» **What needs to be done**
Pick out all lines of the entries that include the word "name" and copy them.

---

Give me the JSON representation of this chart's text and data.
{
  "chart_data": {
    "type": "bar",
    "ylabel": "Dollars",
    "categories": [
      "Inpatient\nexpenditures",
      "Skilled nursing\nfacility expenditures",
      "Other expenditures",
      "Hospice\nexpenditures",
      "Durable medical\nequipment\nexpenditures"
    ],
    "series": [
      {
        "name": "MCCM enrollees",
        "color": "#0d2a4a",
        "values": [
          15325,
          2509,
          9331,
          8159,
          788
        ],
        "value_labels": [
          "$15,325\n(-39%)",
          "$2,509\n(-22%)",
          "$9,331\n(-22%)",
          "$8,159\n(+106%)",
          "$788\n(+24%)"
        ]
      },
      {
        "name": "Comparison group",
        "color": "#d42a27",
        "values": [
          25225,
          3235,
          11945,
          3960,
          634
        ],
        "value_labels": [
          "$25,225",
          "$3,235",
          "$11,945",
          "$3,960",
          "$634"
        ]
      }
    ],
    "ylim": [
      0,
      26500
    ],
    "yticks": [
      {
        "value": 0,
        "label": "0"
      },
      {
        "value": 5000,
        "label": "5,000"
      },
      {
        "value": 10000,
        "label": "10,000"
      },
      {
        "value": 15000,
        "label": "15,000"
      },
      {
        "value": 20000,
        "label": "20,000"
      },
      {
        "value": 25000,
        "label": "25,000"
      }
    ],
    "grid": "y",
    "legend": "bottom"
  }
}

---

» **Expected answer**
        "name": "MCCM enrollees",
        "name": "Comparison group",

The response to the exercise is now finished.